> **Given request**
Work out how many lines in the listing below include the word "gaskets". Give nothing but the number.

[Stored records]
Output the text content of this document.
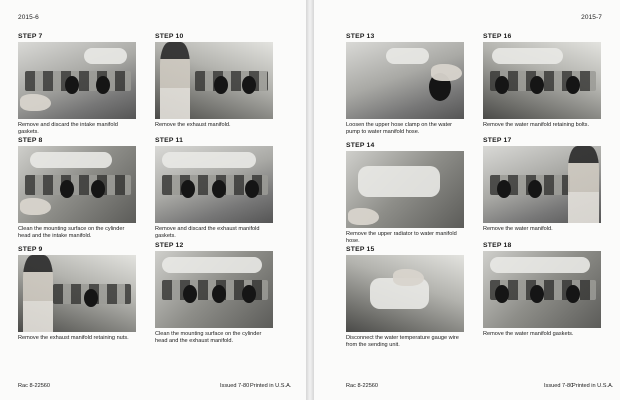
2015-6
STEP 7
Remove and discard the intake manifold gaskets.
STEP 10
Remove the exhaust manifold.
STEP 8
Clean the mounting surface on the cylinder head and the intake manifold.
STEP 11
Remove and discard the exhaust manifold gaskets.
STEP 9
Remove the exhaust manifold retaining nuts.
STEP 12
Clean the mounting surface on the cylinder head and the exhaust manifold.
Rac 8-22560	Issued 7-80 Printed in U.S.A.
2015-7
STEP 13
Loosen the upper hose clamp on the water pump to water manifold hose.
STEP 16
Remove the water manifold retaining bolts.
STEP 14
Remove the upper radiator to water manifold hose.
STEP 17
Remove the water manifold.
STEP 15
Disconnect the water temperature gauge wire from the sending unit.
STEP 18
Remove the water manifold gaskets.
Rac 8-22560	Issued 7-80
Printed in U.S.A.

> **Written answer**
3